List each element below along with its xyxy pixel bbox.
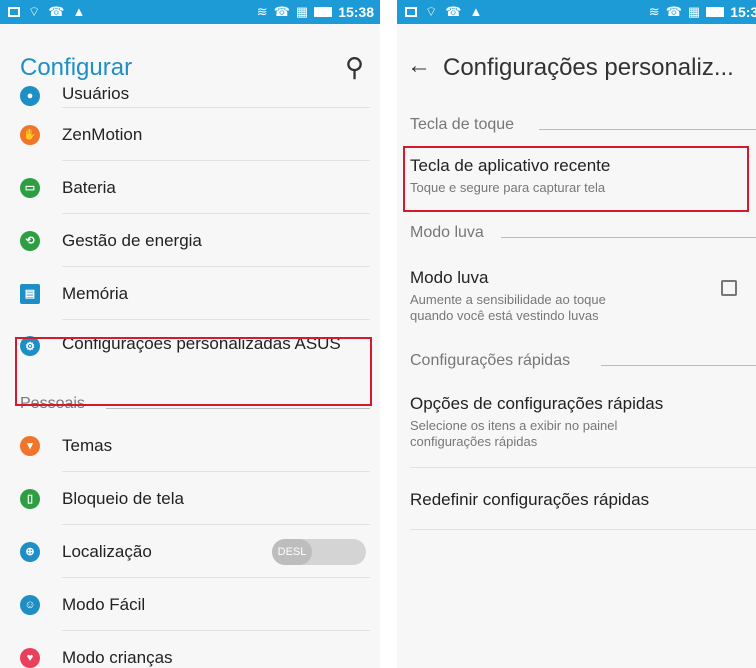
setting-subtitle: Selecione os itens a exibir no painel co… [410,418,618,449]
notification-icon [405,7,417,17]
back-arrow-icon[interactable]: ← [407,52,431,80]
warning-icon: ▲ [72,4,86,19]
toggle-knob: DESL [272,539,312,565]
list-item-label: Usuários [62,84,130,103]
list-item-memoria[interactable]: ▤ Memória [0,267,380,320]
clock: 15:38 [730,4,756,20]
quick-settings-options[interactable]: Opções de configurações rápidas Selecion… [397,370,756,468]
no-sim-icon: ▦ [687,4,701,19]
reset-quick-settings[interactable]: Redefinir configurações rápidas [397,468,756,530]
asus-custom-settings-panel: ⌔ ☎ ▲ ≋ ☎ ▦ 15:38 ← Configurações person… [397,0,756,668]
list-item-label: Localização [62,541,152,561]
setting-title: Redefinir configurações rápidas [410,490,650,509]
app-bar: Configurar ⚲ [0,24,380,94]
list-item-label: Memória [62,283,129,303]
page-title: Configurações personaliz... [443,54,734,81]
memory-icon: ▤ [20,283,40,304]
battery-icon [314,7,333,17]
battery-settings-icon: ▭ [20,177,40,198]
cast-icon: ⌔ [425,4,438,19]
highlight-box [403,146,749,212]
phone-icon: ☎ [48,4,65,19]
notification-icon [8,7,20,17]
power-management-icon: ⟲ [20,230,40,251]
list-item-label: Bateria [62,177,116,197]
list-item-modo-facil[interactable]: ☺ Modo Fácil [0,578,380,631]
section-divider [601,365,756,366]
glove-mode-setting[interactable]: Modo luva Aumente a sensibilidade ao toq… [397,242,756,330]
zenmotion-icon: ✋ [20,124,40,145]
section-divider [106,408,370,409]
themes-icon: ▾ [20,435,40,456]
easy-mode-icon: ☺ [20,594,40,615]
section-title: Configurações rápidas [410,352,571,369]
highlight-box [15,337,372,406]
clock: 15:38 [338,4,374,20]
list-item-usuarios[interactable]: ● Usuários [0,84,380,108]
list-item-bateria[interactable]: ▭ Bateria [0,161,380,214]
settings-panel: ⌔ ☎ ▲ ≋ ☎ ▦ 15:38 Configurar ⚲ ● Usuário… [0,0,380,668]
list-item-localizacao[interactable]: ⊕ Localização DESL [0,525,380,578]
section-divider [539,129,756,130]
list-item-zenmotion[interactable]: ✋ ZenMotion [0,108,380,161]
phone-icon: ☎ [445,4,462,19]
users-icon: ● [20,86,40,106]
status-bar: ⌔ ☎ ▲ ≋ ☎ ▦ 15:38 [0,0,380,24]
cast-icon: ⌔ [28,4,41,19]
no-sim-icon: ▦ [295,4,309,19]
list-item-label: Modo Fácil [62,594,146,614]
call-icon: ☎ [273,4,290,19]
glove-mode-checkbox[interactable] [721,280,737,296]
list-item-label: Temas [62,435,113,455]
section-title: Tecla de toque [410,116,515,133]
setting-title: Opções de configurações rápidas [410,394,664,413]
divider [410,529,756,530]
lock-screen-icon: ▯ [20,488,40,509]
section-title: Modo luva [410,224,484,241]
nfc-wifi-icon: ≋ [256,4,268,19]
setting-subtitle: Aumente a sensibilidade ao toque quando … [410,292,606,323]
list-item-label: Modo crianças [62,647,173,667]
search-icon[interactable]: ⚲ [345,52,364,83]
list-item-modo-criancas[interactable]: ♥ Modo crianças [0,631,380,668]
list-item-label: ZenMotion [62,124,143,144]
app-bar: ← Configurações personaliz... [397,24,756,94]
warning-icon: ▲ [469,4,483,19]
section-header-tecla-toque: Tecla de toque [397,94,756,134]
list-item-bloqueio-tela[interactable]: ▯ Bloqueio de tela [0,472,380,525]
page-title: Configurar [20,54,133,81]
setting-title: Modo luva [410,268,489,287]
section-divider [501,237,756,238]
location-toggle[interactable]: DESL [272,539,366,565]
list-item-label: Bloqueio de tela [62,488,184,508]
list-item-label: Gestão de energia [62,230,202,250]
section-header-config-rapidas: Configurações rápidas [397,330,756,370]
battery-icon [706,7,725,17]
call-icon: ☎ [665,4,682,19]
nfc-wifi-icon: ≋ [648,4,660,19]
location-icon: ⊕ [20,541,40,562]
list-item-gestao-energia[interactable]: ⟲ Gestão de energia [0,214,380,267]
kids-mode-icon: ♥ [20,647,40,668]
status-bar: ⌔ ☎ ▲ ≋ ☎ ▦ 15:38 [397,0,756,24]
list-item-temas[interactable]: ▾ Temas [0,419,380,472]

### Problem requirements
Lay out every line of the records above as a numbered list, skipping any blank lines and leaving out the picture.

### Complete response
1. List each element below along with its xyxy pixel bbox.
2. setting-subtitle: Selecione os itens a exibir no painel co… [410,418,618,449]
3. notification-icon [405,7,417,17]
4. back-arrow-icon[interactable]: ← [407,52,431,80]
5. warning-icon: ▲ [72,4,86,19]
6. toggle-knob: DESL [272,539,312,565]
7. list-item-label: Usuários [62,84,130,103]
8. list-item-memoria[interactable]: ▤ Memória [0,267,380,320]
9. clock: 15:38 [730,4,756,20]
10. quick-settings-options[interactable]: Opções de configurações rápidas Selecion… [397,370,756,468]
11. no-sim-icon: ▦ [687,4,701,19]
12. reset-quick-settings[interactable]: Redefinir configurações rápidas [397,468,756,530]
13. asus-custom-settings-panel: ⌔ ☎ ▲ ≋ ☎ ▦ 15:38 ← Configurações person… [397,0,756,668]
14. list-item-label: Localização [62,541,152,561]
15. setting-title: Redefinir configurações rápidas [410,490,650,509]
16. app-bar: Configurar ⚲ [0,24,380,94]
17. list-item-label: Memória [62,283,129,303]
18. page-title: Configurações personaliz... [443,54,734,81]
19. memory-icon: ▤ [20,283,40,304]
20. battery-icon [314,7,333,17]
21. battery-settings-icon: ▭ [20,177,40,198]
22. cast-icon: ⌔ [425,4,438,19]
23. highlight-box [403,146,749,212]
24. phone-icon: ☎ [48,4,65,19]
25. notification-icon [8,7,20,17]
26. power-management-icon: ⟲ [20,230,40,251]
27. list-item-label: Bateria [62,177,116,197]
28. list-item-modo-facil[interactable]: ☺ Modo Fácil [0,578,380,631]
29. section-divider [601,365,756,366]
30. glove-mode-setting[interactable]: Modo luva Aumente a sensibilidade ao toq… [397,242,756,330]
31. zenmotion-icon: ✋ [20,124,40,145]
32. section-divider [106,408,370,409]
33. themes-icon: ▾ [20,435,40,456]
34. easy-mode-icon: ☺ [20,594,40,615]
35. section-title: Configurações rápidas [410,352,571,369]
36. highlight-box [15,337,372,406]
37. clock: 15:38 [338,4,374,20]
38. list-item-usuarios[interactable]: ● Usuários [0,84,380,108]
39. list-item-bateria[interactable]: ▭ Bateria [0,161,380,214]
40. settings-panel: ⌔ ☎ ▲ ≋ ☎ ▦ 15:38 Configurar ⚲ ● Usuário… [0,0,380,668]
41. list-item-localizacao[interactable]: ⊕ Localização DESL [0,525,380,578]
42. section-divider [539,129,756,130]
43. list-item-zenmotion[interactable]: ✋ ZenMotion [0,108,380,161]
44. phone-icon: ☎ [445,4,462,19]
45. users-icon: ● [20,86,40,106]
46. status-bar: ⌔ ☎ ▲ ≋ ☎ ▦ 15:38 [0,0,380,24]
47. cast-icon: ⌔ [28,4,41,19]
48. no-sim-icon: ▦ [295,4,309,19]
49. list-item-label: Modo Fácil [62,594,146,614]
50. call-icon: ☎ [273,4,290,19]
51. glove-mode-checkbox[interactable] [721,280,737,296]
52. list-item-label: Temas [62,435,113,455]
53. section-title: Tecla de toque [410,116,515,133]
54. setting-title: Opções de configurações rápidas [410,394,664,413]
55. divider [410,529,756,530]
56. lock-screen-icon: ▯ [20,488,40,509]
57. section-title: Modo luva [410,224,484,241]
58. nfc-wifi-icon: ≋ [256,4,268,19]
59. setting-subtitle: Aumente a sensibilidade ao toque quando … [410,292,606,323]
60. list-item-label: Modo crianças [62,647,173,667]
61. search-icon[interactable]: ⚲ [345,52,364,83]
62. list-item-modo-criancas[interactable]: ♥ Modo crianças [0,631,380,668]
63. list-item-label: ZenMotion [62,124,143,144]
64. app-bar: ← Configurações personaliz... [397,24,756,94]
65. warning-icon: ▲ [469,4,483,19]
66. section-header-tecla-toque: Tecla de toque [397,94,756,134]
67. list-item-bloqueio-tela[interactable]: ▯ Bloqueio de tela [0,472,380,525]
68. page-title: Configurar [20,54,133,81]
69. setting-title: Modo luva [410,268,489,287]
70. section-divider [501,237,756,238]
71. location-toggle[interactable]: DESL [272,539,366,565]
72. list-item-label: Bloqueio de tela [62,488,184,508]
73. list-item-label: Gestão de energia [62,230,202,250]
74. section-header-config-rapidas: Configurações rápidas [397,330,756,370]
75. battery-icon [706,7,725,17]
76. call-icon: ☎ [665,4,682,19]
77. nfc-wifi-icon: ≋ [648,4,660,19]
78. location-icon: ⊕ [20,541,40,562]
79. list-item-gestao-energia[interactable]: ⟲ Gestão de energia [0,214,380,267]
80. kids-mode-icon: ♥ [20,647,40,668]
81. status-bar: ⌔ ☎ ▲ ≋ ☎ ▦ 15:38 [397,0,756,24]
82. list-item-temas[interactable]: ▾ Temas [0,419,380,472]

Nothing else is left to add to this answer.